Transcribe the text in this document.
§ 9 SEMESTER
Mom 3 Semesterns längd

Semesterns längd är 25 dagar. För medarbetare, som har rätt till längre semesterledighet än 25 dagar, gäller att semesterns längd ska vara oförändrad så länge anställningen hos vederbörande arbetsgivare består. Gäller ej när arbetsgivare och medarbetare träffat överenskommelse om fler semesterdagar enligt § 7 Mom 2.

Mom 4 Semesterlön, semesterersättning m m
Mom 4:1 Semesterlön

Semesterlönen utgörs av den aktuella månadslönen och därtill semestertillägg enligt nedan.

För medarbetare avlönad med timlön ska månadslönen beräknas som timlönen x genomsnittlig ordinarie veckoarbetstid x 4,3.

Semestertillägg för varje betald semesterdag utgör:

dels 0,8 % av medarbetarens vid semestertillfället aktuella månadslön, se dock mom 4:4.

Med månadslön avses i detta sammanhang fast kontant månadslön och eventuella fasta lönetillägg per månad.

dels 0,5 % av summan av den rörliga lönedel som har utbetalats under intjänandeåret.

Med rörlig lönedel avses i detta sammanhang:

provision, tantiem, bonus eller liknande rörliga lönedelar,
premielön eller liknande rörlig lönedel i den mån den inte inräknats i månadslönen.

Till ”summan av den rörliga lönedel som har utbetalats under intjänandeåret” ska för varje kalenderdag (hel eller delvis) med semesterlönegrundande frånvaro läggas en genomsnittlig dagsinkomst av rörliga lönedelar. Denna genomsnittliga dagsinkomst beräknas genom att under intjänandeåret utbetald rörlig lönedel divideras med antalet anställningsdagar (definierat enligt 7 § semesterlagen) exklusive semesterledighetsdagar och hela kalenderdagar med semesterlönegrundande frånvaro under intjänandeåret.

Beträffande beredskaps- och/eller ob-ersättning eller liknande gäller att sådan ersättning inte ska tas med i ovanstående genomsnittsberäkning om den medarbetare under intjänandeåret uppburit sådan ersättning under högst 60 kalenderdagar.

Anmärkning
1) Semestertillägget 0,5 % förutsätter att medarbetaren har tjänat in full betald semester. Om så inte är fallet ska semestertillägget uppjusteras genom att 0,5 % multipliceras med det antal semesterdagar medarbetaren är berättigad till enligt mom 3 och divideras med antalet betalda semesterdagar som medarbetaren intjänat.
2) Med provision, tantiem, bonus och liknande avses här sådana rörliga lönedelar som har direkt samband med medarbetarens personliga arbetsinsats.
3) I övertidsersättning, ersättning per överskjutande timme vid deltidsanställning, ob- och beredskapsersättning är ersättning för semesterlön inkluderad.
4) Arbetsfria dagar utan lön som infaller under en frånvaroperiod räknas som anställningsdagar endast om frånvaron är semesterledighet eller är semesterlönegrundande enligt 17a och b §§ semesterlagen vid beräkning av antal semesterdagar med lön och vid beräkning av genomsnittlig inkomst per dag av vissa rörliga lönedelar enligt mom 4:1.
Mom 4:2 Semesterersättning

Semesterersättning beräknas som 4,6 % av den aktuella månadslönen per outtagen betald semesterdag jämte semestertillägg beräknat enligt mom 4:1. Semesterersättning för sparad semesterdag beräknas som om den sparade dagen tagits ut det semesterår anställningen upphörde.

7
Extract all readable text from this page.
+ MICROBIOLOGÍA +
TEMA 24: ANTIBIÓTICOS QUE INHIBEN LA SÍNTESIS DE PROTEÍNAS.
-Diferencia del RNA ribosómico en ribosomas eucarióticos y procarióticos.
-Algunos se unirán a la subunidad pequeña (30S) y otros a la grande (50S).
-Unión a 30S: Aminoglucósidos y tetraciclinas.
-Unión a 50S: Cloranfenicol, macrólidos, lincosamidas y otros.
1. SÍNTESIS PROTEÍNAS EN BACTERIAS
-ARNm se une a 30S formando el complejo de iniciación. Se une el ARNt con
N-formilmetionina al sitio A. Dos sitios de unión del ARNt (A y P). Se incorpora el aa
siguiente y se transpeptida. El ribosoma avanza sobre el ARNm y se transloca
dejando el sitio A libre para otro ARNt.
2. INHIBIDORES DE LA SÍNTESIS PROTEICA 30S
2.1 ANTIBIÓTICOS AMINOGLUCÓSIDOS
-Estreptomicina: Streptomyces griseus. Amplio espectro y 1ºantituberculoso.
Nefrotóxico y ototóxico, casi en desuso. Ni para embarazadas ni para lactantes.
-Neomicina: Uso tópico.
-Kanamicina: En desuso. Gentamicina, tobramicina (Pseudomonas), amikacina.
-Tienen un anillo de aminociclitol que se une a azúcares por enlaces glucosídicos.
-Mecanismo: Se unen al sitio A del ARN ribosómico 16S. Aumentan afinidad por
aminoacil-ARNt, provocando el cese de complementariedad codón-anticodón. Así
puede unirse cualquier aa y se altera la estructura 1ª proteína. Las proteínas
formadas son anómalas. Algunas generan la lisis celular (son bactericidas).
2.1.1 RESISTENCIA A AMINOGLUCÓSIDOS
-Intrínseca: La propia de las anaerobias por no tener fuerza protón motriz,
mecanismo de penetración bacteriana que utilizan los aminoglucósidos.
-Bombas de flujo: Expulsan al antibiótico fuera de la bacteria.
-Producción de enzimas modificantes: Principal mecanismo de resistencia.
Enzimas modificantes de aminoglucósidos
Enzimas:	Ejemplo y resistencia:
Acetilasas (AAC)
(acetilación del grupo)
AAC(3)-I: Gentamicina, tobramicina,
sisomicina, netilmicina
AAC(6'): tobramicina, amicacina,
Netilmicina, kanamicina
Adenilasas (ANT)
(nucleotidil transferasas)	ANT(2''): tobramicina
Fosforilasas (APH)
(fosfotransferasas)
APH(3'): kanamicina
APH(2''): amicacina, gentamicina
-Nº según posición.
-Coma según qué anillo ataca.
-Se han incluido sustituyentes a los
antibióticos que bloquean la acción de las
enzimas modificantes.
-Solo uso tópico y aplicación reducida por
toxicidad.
——————————
Description of the task>
Repeat each record above precisely as written.

Answer box>
Transcribe the text in this document.
§ 9 SEMESTER
Mom 3 Semesterns längd

Semesterns längd är 25 dagar. För medarbetare, som har rätt till längre semesterledighet än 25 dagar, gäller att semesterns längd ska vara oförändrad så länge anställningen hos vederbörande arbetsgivare består. Gäller ej när arbetsgivare och medarbetare träffat överenskommelse om fler semesterdagar enligt § 7 Mom 2.

Mom 4 Semesterlön, semesterersättning m m
Mom 4:1 Semesterlön

Semesterlönen utgörs av den aktuella månadslönen och därtill semestertillägg enligt nedan.

För medarbetare avlönad med timlön ska månadslönen beräknas som timlönen x genomsnittlig ordinarie veckoarbetstid x 4,3.

Semestertillägg för varje betald semesterdag utgör:

dels 0,8 % av medarbetarens vid semestertillfället aktuella månadslön, se dock mom 4:4.

Med månadslön avses i detta sammanhang fast kontant månadslön och eventuella fasta lönetillägg per månad.

dels 0,5 % av summan av den rörliga lönedel som har utbetalats under intjänandeåret.

Med rörlig lönedel avses i detta sammanhang:

provision, tantiem, bonus eller liknande rörliga lönedelar,
premielön eller liknande rörlig lönedel i den mån den inte inräknats i månadslönen.

Till ”summan av den rörliga lönedel som har utbetalats under intjänandeåret” ska för varje kalenderdag (hel eller delvis) med semesterlönegrundande frånvaro läggas en genomsnittlig dagsinkomst av rörliga lönedelar. Denna genomsnittliga dagsinkomst beräknas genom att under intjänandeåret utbetald rörlig lönedel divideras med antalet anställningsdagar (definierat enligt 7 § semesterlagen) exklusive semesterledighetsdagar och hela kalenderdagar med semesterlönegrundande frånvaro under intjänandeåret.

Beträffande beredskaps- och/eller ob-ersättning eller liknande gäller att sådan ersättning inte ska tas med i ovanstående genomsnittsberäkning om den medarbetare under intjänandeåret uppburit sådan ersättning under högst 60 kalenderdagar.

Anmärkning
1) Semestertillägget 0,5 % förutsätter att medarbetaren har tjänat in full betald semester. Om så inte är fallet ska semestertillägget uppjusteras genom att 0,5 % multipliceras med det antal semesterdagar medarbetaren är berättigad till enligt mom 3 och divideras med antalet betalda semesterdagar som medarbetaren intjänat.
2) Med provision, tantiem, bonus och liknande avses här sådana rörliga lönedelar som har direkt samband med medarbetarens personliga arbetsinsats.
3) I övertidsersättning, ersättning per överskjutande timme vid deltidsanställning, ob- och beredskapsersättning är ersättning för semesterlön inkluderad.
4) Arbetsfria dagar utan lön som infaller under en frånvaroperiod räknas som anställningsdagar endast om frånvaron är semesterledighet eller är semesterlönegrundande enligt 17a och b §§ semesterlagen vid beräkning av antal semesterdagar med lön och vid beräkning av genomsnittlig inkomst per dag av vissa rörliga lönedelar enligt mom 4:1.
Mom 4:2 Semesterersättning

Semesterersättning beräknas som 4,6 % av den aktuella månadslönen per outtagen betald semesterdag jämte semestertillägg beräknat enligt mom 4:1. Semesterersättning för sparad semesterdag beräknas som om den sparade dagen tagits ut det semesterår anställningen upphörde.

7
Extract all readable text from this page.
+ MICROBIOLOGÍA +
TEMA 24: ANTIBIÓTICOS QUE INHIBEN LA SÍNTESIS DE PROTEÍNAS.
-Diferencia del RNA ribosómico en ribosomas eucarióticos y procarióticos.
-Algunos se unirán a la subunidad pequeña (30S) y otros a la grande (50S).
-Unión a 30S: Aminoglucósidos y tetraciclinas.
-Unión a 50S: Cloranfenicol, macrólidos, lincosamidas y otros.
1. SÍNTESIS PROTEÍNAS EN BACTERIAS
-ARNm se une a 30S formando el complejo de iniciación. Se une el ARNt con
N-formilmetionina al sitio A. Dos sitios de unión del ARNt (A y P). Se incorpora el aa
siguiente y se transpeptida. El ribosoma avanza sobre el ARNm y se transloca
dejando el sitio A libre para otro ARNt.
2. INHIBIDORES DE LA SÍNTESIS PROTEICA 30S
2.1 ANTIBIÓTICOS AMINOGLUCÓSIDOS
-Estreptomicina: Streptomyces griseus. Amplio espectro y 1ºantituberculoso.
Nefrotóxico y ototóxico, casi en desuso. Ni para embarazadas ni para lactantes.
-Neomicina: Uso tópico.
-Kanamicina: En desuso. Gentamicina, tobramicina (Pseudomonas), amikacina.
-Tienen un anillo de aminociclitol que se une a azúcares por enlaces glucosídicos.
-Mecanismo: Se unen al sitio A del ARN ribosómico 16S. Aumentan afinidad por
aminoacil-ARNt, provocando el cese de complementariedad codón-anticodón. Así
puede unirse cualquier aa y se altera la estructura 1ª proteína. Las proteínas
formadas son anómalas. Algunas generan la lisis celular (son bactericidas).
2.1.1 RESISTENCIA A AMINOGLUCÓSIDOS
-Intrínseca: La propia de las anaerobias por no tener fuerza protón motriz,
mecanismo de penetración bacteriana que utilizan los aminoglucósidos.
-Bombas de flujo: Expulsan al antibiótico fuera de la bacteria.
-Producción de enzimas modificantes: Principal mecanismo de resistencia.
Enzimas modificantes de aminoglucósidos
Enzimas:	Ejemplo y resistencia:
Acetilasas (AAC)
(acetilación del grupo)
AAC(3)-I: Gentamicina, tobramicina,
sisomicina, netilmicina
AAC(6'): tobramicina, amicacina,
Netilmicina, kanamicina
Adenilasas (ANT)
(nucleotidil transferasas)	ANT(2''): tobramicina
Fosforilasas (APH)
(fosfotransferasas)
APH(3'): kanamicina
APH(2''): amicacina, gentamicina
-Nº según posición.
-Coma según qué anillo ataca.
-Se han incluido sustituyentes a los
antibióticos que bloquean la acción de las
enzimas modificantes.
-Solo uso tópico y aplicación reducida por
toxicidad.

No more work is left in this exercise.